* _Required work_:
Every line with the word "margin" in it should be extracted from the data that follows.
## BEGIN Working data
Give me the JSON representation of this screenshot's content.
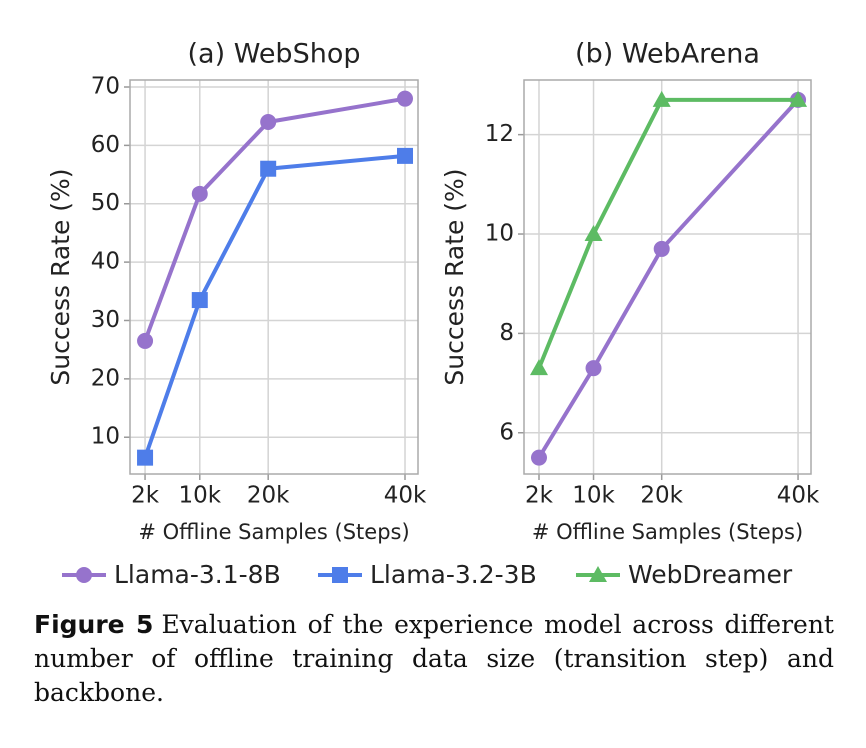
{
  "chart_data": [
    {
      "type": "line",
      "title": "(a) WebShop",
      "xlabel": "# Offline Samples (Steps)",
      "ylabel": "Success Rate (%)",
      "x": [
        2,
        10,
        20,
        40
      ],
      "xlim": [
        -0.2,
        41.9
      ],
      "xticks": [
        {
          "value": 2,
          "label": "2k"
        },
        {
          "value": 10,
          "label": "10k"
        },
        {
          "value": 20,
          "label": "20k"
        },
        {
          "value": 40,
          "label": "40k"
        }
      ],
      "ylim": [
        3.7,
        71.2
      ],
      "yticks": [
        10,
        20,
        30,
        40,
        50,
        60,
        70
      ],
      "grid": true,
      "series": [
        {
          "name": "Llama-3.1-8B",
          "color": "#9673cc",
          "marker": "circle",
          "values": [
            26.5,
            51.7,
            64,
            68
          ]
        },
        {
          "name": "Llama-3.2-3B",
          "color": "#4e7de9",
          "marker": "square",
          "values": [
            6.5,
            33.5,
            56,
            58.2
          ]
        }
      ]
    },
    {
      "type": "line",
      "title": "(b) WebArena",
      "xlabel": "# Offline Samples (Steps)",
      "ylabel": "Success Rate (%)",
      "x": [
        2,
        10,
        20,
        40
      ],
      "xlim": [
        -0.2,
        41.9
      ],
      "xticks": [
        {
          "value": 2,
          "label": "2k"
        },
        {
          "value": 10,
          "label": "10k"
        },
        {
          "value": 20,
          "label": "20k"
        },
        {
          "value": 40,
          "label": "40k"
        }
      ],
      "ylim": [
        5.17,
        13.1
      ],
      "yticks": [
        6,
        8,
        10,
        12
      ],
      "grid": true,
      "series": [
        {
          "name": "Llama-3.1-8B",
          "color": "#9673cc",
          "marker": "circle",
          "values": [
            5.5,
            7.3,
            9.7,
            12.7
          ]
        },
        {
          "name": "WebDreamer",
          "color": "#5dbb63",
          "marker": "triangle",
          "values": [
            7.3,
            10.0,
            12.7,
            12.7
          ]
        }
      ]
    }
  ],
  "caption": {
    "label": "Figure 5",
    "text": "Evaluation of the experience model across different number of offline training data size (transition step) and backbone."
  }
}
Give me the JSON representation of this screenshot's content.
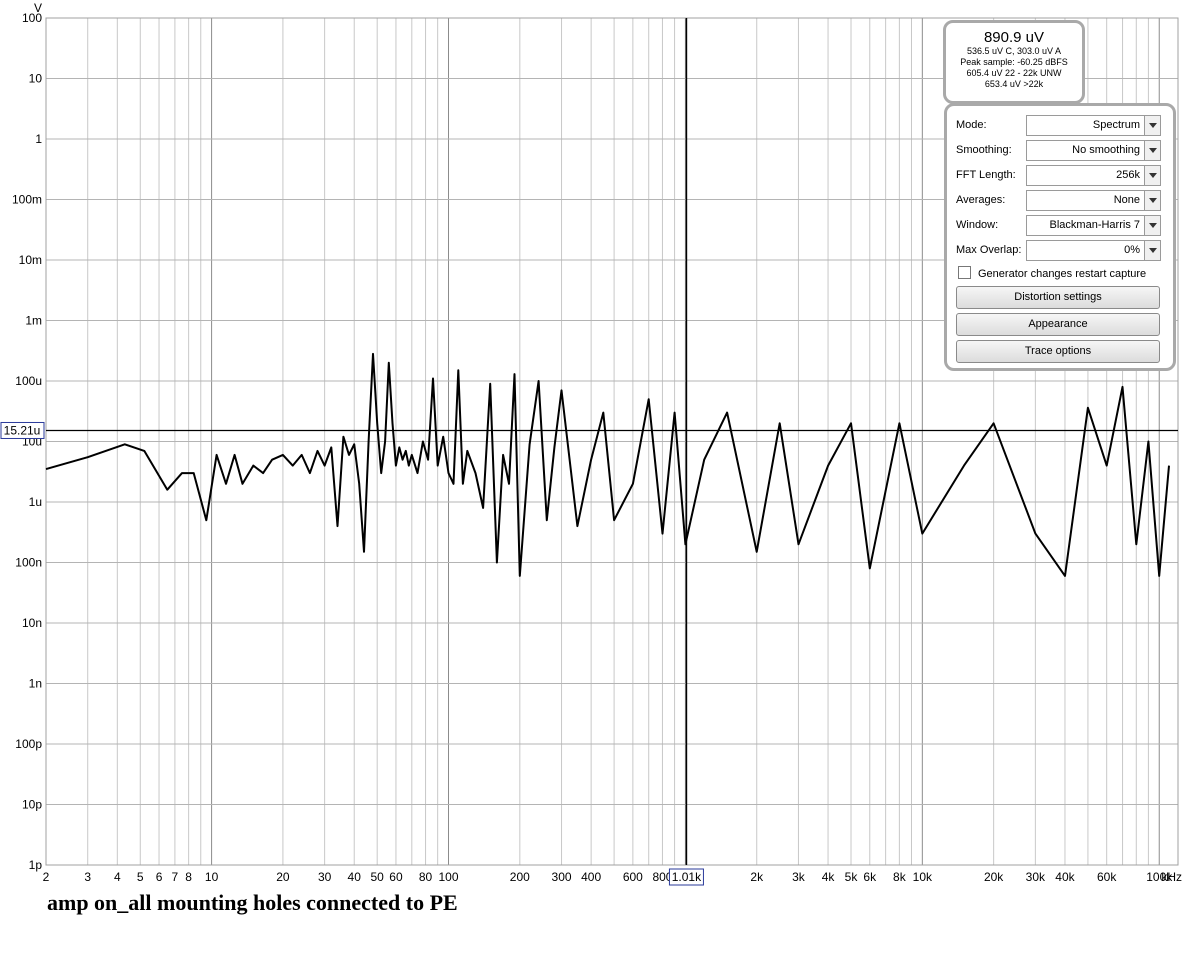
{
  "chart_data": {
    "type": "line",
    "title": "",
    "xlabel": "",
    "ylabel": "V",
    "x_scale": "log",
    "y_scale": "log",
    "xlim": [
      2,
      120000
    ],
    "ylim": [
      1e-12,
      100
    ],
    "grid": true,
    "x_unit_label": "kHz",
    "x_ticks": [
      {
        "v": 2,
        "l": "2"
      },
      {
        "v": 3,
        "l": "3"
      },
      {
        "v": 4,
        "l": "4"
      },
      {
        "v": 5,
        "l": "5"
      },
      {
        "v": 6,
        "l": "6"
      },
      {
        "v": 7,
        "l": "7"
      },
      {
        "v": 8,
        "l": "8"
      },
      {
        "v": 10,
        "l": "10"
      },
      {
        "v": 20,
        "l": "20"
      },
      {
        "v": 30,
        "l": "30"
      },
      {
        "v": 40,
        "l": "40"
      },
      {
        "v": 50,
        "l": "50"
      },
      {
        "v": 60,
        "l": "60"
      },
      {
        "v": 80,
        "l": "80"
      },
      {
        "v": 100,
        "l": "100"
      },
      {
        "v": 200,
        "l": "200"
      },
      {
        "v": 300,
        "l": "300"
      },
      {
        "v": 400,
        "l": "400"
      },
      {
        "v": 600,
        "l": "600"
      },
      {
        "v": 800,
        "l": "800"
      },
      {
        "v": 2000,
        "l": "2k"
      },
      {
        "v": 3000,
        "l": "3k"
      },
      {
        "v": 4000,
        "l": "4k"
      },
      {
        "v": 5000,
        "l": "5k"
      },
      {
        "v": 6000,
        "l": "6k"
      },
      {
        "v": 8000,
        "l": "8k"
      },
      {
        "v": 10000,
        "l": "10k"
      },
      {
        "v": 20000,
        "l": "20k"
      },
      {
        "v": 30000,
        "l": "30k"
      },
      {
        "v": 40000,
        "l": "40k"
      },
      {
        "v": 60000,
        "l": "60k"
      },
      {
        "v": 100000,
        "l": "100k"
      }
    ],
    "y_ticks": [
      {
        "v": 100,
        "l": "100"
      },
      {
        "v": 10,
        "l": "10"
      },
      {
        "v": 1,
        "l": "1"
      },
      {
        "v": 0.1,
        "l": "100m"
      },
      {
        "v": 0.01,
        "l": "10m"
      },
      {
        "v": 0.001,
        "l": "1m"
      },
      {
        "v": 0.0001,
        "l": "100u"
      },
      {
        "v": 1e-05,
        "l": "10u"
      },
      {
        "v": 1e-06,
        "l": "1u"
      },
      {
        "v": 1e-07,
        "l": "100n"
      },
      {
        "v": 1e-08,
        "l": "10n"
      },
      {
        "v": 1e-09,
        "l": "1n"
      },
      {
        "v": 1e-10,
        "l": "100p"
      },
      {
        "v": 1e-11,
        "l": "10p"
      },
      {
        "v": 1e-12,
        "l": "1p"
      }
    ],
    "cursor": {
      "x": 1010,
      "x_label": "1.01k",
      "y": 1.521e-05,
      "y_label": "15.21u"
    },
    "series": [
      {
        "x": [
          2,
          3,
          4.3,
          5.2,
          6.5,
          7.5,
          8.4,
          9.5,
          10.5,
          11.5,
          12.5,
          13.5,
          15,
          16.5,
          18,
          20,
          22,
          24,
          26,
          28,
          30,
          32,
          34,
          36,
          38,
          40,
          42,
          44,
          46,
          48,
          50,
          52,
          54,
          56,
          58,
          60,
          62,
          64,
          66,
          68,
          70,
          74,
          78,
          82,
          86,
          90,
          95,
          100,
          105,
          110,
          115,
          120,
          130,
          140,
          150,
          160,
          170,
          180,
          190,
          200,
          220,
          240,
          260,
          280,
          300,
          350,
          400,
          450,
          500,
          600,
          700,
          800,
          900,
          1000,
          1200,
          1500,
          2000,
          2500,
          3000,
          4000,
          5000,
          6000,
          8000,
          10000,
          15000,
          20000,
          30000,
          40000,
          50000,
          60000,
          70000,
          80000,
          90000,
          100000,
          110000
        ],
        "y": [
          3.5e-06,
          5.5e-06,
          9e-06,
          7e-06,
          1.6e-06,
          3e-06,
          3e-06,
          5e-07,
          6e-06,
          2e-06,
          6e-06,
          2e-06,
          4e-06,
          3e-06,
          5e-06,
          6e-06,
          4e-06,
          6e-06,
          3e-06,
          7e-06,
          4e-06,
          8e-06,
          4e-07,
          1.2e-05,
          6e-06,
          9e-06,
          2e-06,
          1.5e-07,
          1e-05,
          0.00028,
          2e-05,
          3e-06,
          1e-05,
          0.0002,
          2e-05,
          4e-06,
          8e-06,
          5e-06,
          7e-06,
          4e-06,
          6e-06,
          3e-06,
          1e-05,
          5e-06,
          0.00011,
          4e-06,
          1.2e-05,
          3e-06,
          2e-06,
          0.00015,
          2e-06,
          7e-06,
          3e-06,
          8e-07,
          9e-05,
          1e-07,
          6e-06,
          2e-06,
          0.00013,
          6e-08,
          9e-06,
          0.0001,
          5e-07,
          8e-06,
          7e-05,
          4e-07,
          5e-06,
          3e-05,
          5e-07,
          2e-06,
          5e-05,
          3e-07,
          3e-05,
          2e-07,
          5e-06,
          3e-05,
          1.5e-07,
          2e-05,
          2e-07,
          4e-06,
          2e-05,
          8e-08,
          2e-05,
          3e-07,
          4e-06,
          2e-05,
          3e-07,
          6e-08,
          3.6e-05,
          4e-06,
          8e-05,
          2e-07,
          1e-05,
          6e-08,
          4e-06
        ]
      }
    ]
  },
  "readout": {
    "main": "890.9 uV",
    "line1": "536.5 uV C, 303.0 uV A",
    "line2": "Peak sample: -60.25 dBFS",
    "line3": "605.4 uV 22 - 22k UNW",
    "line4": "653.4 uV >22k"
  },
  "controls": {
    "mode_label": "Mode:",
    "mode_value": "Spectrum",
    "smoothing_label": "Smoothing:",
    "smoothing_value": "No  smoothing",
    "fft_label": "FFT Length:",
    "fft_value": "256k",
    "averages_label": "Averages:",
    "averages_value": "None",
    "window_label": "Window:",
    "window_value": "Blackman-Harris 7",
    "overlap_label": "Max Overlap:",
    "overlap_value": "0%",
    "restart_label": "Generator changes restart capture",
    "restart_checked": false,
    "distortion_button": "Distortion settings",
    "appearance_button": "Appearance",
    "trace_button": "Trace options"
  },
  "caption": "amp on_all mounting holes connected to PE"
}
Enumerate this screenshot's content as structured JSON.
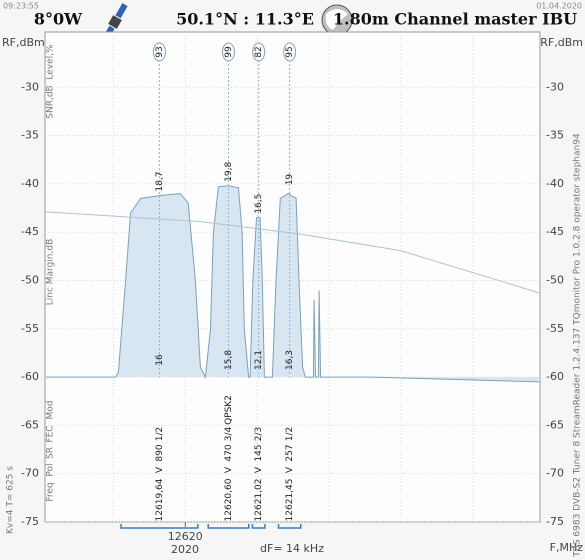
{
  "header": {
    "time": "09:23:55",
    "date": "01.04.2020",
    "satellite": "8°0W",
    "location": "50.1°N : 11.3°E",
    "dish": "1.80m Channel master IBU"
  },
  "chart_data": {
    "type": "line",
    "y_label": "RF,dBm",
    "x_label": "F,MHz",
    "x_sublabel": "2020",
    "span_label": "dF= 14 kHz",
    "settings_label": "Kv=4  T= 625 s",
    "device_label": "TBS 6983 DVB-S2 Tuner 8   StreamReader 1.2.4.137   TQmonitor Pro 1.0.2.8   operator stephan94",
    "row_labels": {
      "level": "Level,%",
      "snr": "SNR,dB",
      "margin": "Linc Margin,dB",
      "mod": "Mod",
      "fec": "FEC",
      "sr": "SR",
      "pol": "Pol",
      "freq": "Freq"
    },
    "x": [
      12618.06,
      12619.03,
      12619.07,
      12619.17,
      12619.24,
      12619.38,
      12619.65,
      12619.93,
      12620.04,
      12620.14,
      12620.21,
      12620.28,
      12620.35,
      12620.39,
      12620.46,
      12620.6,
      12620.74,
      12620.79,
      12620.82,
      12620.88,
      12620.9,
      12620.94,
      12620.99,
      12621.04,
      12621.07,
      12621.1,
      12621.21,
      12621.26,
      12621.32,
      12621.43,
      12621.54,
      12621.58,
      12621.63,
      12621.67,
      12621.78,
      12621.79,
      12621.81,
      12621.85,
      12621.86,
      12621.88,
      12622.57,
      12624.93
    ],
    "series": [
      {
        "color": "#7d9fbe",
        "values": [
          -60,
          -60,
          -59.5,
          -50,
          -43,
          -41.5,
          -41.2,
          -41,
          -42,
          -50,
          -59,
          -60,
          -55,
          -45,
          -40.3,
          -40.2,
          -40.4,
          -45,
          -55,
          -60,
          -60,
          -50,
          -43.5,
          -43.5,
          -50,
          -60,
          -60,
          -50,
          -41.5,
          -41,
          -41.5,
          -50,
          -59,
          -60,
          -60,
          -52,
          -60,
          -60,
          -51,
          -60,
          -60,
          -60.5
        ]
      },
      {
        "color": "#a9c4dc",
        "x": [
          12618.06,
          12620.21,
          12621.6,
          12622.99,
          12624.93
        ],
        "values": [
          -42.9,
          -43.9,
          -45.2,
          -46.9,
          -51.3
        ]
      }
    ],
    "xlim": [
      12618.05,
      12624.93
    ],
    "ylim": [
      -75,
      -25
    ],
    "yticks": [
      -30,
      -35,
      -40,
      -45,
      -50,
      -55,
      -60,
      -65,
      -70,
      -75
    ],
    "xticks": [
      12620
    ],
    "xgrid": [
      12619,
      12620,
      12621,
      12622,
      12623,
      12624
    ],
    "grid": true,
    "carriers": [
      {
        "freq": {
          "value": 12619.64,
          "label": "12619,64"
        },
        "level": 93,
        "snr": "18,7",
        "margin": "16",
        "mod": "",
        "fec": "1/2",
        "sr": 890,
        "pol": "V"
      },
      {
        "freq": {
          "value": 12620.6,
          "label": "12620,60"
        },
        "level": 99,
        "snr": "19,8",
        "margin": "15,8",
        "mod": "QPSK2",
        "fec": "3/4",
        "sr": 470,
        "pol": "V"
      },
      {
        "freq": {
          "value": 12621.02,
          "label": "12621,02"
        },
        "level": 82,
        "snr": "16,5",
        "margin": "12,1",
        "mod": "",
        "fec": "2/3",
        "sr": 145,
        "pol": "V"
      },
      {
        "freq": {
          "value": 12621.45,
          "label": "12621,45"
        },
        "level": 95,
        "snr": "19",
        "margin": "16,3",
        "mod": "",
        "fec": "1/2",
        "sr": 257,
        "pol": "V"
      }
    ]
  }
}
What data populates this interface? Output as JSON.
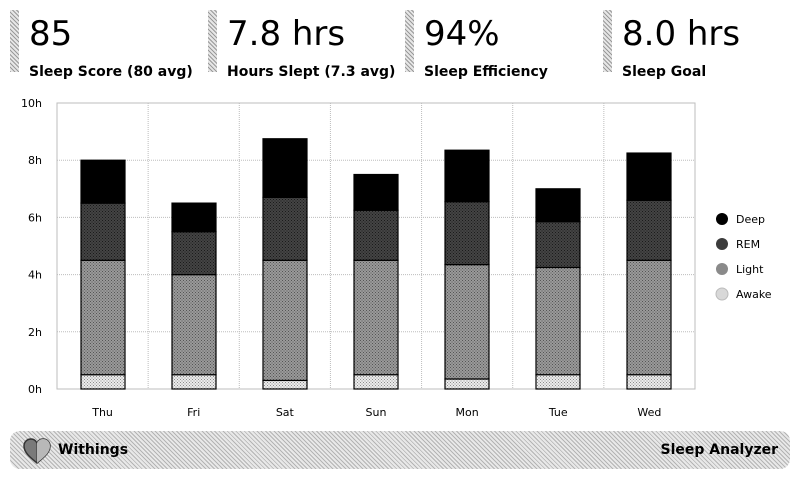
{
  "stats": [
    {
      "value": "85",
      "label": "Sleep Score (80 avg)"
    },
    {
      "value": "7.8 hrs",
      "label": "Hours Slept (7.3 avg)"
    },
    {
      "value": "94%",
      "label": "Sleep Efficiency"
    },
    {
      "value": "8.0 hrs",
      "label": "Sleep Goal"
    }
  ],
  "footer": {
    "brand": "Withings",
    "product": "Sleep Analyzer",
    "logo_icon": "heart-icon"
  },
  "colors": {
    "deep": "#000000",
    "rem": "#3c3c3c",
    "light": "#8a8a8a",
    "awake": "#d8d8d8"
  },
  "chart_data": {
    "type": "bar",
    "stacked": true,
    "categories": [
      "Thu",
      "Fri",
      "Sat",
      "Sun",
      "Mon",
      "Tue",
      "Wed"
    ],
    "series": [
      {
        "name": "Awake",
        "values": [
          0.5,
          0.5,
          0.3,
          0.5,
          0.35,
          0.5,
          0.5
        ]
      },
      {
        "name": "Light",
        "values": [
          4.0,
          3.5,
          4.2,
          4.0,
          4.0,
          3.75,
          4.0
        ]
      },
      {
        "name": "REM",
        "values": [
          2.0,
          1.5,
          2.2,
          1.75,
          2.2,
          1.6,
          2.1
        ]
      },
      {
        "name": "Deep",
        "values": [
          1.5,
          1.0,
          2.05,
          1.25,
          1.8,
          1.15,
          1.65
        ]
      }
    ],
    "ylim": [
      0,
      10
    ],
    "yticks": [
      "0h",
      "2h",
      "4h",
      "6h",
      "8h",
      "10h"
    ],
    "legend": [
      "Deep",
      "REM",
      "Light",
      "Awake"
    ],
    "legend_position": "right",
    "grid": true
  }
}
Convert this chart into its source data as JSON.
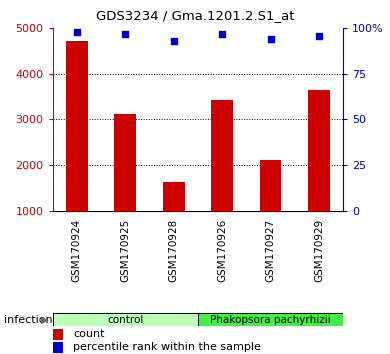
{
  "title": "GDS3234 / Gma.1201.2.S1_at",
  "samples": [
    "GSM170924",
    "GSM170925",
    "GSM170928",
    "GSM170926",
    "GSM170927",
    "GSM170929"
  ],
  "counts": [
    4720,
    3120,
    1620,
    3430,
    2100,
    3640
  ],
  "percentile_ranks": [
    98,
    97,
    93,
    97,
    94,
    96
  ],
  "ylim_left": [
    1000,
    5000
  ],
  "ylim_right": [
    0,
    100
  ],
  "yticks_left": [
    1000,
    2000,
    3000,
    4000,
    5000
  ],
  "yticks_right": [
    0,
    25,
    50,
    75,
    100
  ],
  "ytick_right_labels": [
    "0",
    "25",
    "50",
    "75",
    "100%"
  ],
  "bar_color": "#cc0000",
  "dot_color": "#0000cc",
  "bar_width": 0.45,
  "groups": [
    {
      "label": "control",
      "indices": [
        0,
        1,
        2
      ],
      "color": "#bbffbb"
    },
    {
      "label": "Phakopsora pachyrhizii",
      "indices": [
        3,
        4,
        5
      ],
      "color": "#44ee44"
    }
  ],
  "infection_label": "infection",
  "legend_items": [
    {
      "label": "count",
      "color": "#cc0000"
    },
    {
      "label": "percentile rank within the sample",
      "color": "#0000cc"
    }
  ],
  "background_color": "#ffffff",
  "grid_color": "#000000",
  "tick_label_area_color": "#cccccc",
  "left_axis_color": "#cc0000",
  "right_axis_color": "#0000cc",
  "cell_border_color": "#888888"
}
## END Working data
* _Result of the exercise_:
      "margin": "Linc Margin,dB",
        "margin": "16",
        "margin": "15,8",
        "margin": "12,1",
        "margin": "16,3",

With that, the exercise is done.